━━━━━ SOURCE RECORDS ━━━━━
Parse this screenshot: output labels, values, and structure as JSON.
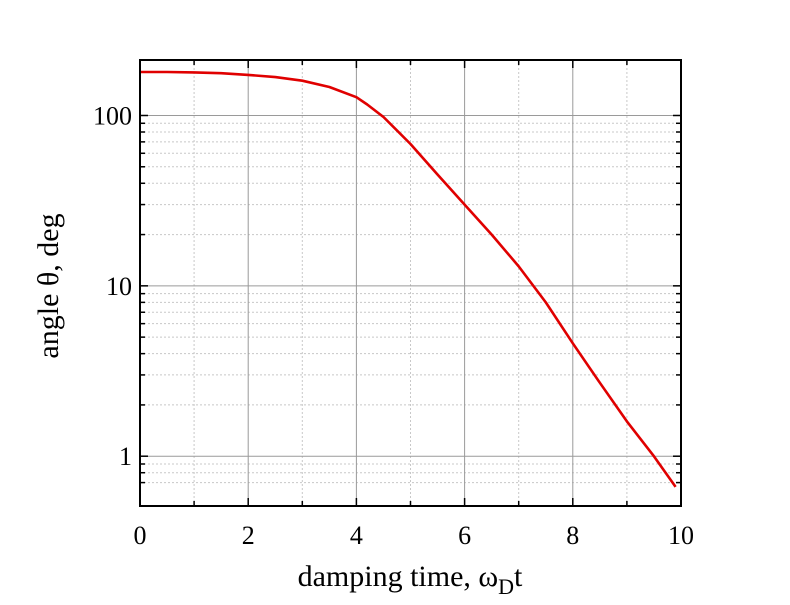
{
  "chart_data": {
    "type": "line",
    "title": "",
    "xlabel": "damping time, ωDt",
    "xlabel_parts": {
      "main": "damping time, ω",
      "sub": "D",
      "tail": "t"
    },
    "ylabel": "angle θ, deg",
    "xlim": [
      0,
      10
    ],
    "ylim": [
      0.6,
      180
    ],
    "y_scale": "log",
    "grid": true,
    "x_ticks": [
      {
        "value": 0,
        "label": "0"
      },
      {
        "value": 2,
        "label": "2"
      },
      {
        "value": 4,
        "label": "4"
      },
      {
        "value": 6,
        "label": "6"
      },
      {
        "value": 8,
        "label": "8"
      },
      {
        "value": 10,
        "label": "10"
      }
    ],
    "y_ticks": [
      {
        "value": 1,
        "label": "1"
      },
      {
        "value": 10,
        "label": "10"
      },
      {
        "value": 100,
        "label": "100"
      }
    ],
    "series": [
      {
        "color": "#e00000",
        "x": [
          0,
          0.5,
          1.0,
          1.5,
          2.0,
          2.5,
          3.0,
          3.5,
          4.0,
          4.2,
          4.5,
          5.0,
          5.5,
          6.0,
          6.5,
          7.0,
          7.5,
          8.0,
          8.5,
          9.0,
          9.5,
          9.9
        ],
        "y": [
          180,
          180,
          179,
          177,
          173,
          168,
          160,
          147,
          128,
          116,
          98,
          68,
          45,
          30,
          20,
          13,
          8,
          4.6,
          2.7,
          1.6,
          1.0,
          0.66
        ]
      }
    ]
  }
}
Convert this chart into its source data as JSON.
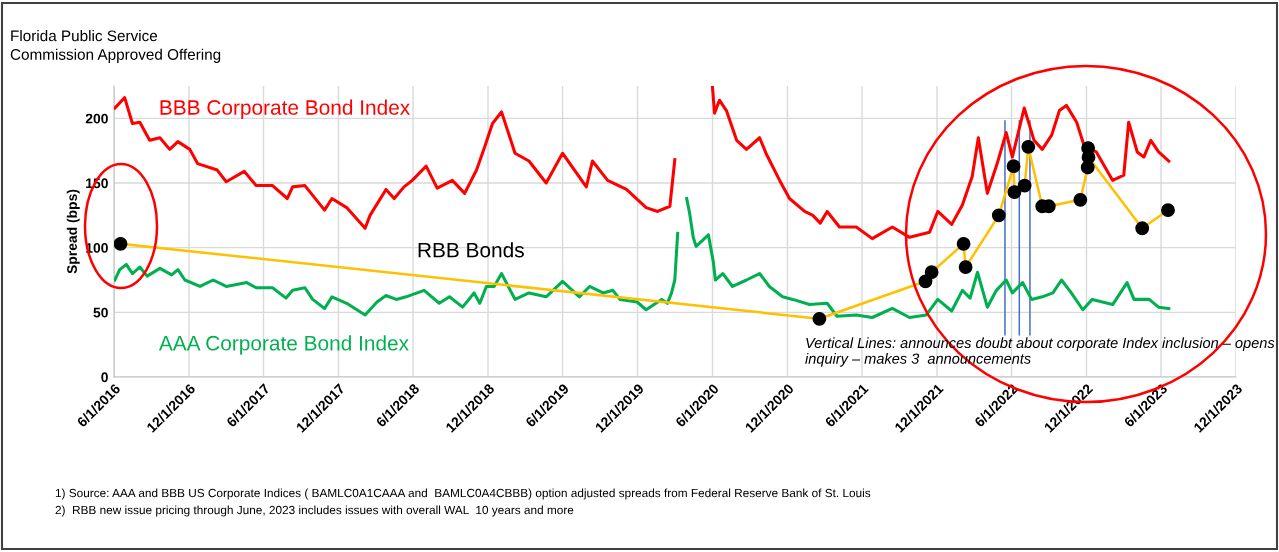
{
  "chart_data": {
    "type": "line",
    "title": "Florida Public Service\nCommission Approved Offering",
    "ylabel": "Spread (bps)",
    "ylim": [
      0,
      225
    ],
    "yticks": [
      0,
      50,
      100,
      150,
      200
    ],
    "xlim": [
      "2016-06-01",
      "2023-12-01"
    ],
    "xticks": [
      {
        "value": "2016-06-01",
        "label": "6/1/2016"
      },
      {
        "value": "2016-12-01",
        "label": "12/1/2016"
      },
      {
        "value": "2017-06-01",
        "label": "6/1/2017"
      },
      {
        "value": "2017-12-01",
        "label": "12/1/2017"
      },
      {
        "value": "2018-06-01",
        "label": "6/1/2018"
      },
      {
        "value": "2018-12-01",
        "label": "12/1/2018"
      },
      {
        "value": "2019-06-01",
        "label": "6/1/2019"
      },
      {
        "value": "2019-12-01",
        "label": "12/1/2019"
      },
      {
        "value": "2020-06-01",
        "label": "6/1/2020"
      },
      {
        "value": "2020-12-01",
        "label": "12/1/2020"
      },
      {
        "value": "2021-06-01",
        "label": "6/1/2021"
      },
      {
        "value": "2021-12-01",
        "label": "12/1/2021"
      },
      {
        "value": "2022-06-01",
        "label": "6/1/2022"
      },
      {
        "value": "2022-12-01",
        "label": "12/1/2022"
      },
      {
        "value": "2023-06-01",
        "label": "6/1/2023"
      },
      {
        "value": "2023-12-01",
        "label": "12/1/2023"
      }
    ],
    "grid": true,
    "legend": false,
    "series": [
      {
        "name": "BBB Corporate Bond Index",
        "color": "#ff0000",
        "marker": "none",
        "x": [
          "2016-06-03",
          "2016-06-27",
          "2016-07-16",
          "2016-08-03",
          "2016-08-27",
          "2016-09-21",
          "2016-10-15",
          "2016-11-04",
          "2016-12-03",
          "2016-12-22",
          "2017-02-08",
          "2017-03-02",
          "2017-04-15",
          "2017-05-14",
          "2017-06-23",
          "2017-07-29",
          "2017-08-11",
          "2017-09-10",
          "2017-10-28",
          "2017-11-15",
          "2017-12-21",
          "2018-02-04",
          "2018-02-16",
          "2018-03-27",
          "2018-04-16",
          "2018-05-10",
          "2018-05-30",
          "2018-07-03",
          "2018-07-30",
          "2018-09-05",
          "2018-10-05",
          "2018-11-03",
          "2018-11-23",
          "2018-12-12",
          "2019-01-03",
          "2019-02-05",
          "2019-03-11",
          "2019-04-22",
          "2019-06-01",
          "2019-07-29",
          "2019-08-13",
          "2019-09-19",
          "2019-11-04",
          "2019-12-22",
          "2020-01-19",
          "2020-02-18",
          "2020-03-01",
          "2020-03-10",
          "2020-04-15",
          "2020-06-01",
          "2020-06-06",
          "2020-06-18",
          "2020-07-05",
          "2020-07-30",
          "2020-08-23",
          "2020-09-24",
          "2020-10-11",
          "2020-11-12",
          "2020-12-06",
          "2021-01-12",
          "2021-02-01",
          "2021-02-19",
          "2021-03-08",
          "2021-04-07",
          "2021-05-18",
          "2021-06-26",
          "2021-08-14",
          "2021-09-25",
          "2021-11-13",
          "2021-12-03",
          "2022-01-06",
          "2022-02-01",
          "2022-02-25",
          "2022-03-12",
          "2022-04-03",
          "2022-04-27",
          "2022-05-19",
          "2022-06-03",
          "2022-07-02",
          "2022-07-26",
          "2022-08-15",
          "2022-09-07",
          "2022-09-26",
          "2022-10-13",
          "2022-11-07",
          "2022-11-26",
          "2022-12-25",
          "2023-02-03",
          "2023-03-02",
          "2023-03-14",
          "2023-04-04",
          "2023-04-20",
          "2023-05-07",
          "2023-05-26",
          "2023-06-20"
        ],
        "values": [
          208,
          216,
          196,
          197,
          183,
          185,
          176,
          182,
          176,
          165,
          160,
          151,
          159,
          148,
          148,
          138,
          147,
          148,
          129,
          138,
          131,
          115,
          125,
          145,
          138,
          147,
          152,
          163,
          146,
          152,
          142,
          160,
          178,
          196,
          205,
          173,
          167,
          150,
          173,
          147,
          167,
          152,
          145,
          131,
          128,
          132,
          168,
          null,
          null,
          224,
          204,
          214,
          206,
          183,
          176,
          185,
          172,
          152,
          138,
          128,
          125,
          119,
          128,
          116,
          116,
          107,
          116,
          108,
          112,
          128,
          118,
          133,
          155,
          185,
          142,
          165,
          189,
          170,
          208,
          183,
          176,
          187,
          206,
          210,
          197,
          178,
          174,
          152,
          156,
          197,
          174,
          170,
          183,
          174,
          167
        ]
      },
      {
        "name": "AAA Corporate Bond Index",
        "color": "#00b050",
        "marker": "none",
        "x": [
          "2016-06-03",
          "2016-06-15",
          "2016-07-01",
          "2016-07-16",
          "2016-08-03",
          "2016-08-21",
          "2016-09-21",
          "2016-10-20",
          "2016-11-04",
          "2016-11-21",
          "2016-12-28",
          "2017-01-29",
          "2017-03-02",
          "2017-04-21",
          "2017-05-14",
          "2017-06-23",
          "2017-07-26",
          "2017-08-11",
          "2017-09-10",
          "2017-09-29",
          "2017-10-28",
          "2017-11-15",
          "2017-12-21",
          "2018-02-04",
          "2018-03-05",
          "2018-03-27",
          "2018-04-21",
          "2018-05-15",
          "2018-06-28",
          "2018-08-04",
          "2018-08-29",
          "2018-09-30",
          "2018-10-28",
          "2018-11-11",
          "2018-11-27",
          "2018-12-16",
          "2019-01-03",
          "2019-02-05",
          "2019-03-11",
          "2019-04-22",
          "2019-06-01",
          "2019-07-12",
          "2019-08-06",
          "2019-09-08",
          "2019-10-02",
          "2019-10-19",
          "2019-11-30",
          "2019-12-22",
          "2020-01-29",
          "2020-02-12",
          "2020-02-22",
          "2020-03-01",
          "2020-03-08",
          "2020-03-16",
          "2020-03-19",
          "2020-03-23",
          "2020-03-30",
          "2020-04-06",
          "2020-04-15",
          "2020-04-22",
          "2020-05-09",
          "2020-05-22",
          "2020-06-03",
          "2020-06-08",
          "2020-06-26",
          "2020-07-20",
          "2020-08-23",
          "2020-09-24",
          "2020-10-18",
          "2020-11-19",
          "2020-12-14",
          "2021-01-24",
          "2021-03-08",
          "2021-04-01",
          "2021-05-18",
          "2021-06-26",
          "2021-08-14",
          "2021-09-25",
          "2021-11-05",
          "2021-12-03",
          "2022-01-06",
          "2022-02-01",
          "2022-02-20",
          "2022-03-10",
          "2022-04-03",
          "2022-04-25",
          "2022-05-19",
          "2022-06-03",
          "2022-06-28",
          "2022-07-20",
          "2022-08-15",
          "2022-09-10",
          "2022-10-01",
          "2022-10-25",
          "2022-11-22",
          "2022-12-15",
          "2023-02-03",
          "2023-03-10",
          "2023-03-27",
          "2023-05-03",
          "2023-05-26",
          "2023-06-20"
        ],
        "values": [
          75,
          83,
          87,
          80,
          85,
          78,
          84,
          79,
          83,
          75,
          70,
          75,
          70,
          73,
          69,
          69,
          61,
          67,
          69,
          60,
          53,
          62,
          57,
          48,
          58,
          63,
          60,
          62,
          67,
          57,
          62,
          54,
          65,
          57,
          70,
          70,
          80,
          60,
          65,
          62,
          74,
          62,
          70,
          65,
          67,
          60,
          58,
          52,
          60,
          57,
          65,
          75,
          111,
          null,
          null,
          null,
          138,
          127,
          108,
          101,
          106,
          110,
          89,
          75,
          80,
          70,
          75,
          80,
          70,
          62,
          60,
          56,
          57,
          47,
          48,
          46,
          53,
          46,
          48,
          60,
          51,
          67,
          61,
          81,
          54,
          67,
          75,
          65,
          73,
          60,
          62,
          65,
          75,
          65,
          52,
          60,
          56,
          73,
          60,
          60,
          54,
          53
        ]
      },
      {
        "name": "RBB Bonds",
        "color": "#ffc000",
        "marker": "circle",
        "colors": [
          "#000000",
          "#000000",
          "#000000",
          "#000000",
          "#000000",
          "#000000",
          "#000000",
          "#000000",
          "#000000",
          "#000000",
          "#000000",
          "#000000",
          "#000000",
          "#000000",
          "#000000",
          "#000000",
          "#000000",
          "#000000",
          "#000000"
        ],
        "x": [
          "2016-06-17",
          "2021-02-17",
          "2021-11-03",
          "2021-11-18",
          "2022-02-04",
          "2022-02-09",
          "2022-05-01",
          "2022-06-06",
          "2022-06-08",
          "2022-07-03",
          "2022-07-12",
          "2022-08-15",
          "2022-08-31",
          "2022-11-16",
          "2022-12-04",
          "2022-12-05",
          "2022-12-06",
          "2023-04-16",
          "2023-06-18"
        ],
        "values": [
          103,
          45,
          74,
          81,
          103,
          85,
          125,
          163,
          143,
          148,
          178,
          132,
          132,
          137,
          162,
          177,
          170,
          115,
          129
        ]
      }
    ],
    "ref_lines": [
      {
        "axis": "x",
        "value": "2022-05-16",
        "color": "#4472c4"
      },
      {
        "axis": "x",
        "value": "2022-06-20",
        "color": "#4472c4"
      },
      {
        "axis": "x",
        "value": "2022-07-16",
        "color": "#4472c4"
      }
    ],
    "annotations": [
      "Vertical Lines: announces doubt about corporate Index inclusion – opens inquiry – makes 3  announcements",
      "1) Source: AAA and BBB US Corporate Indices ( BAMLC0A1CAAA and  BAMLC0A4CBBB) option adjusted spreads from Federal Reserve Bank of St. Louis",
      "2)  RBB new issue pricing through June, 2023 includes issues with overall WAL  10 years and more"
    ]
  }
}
━━━━━
▶ EXERCISE DIRECTIONS
Check each line in the listing above for the string "title", then report how many lines contain it, with no other text.

▶ IN RESPONSE
2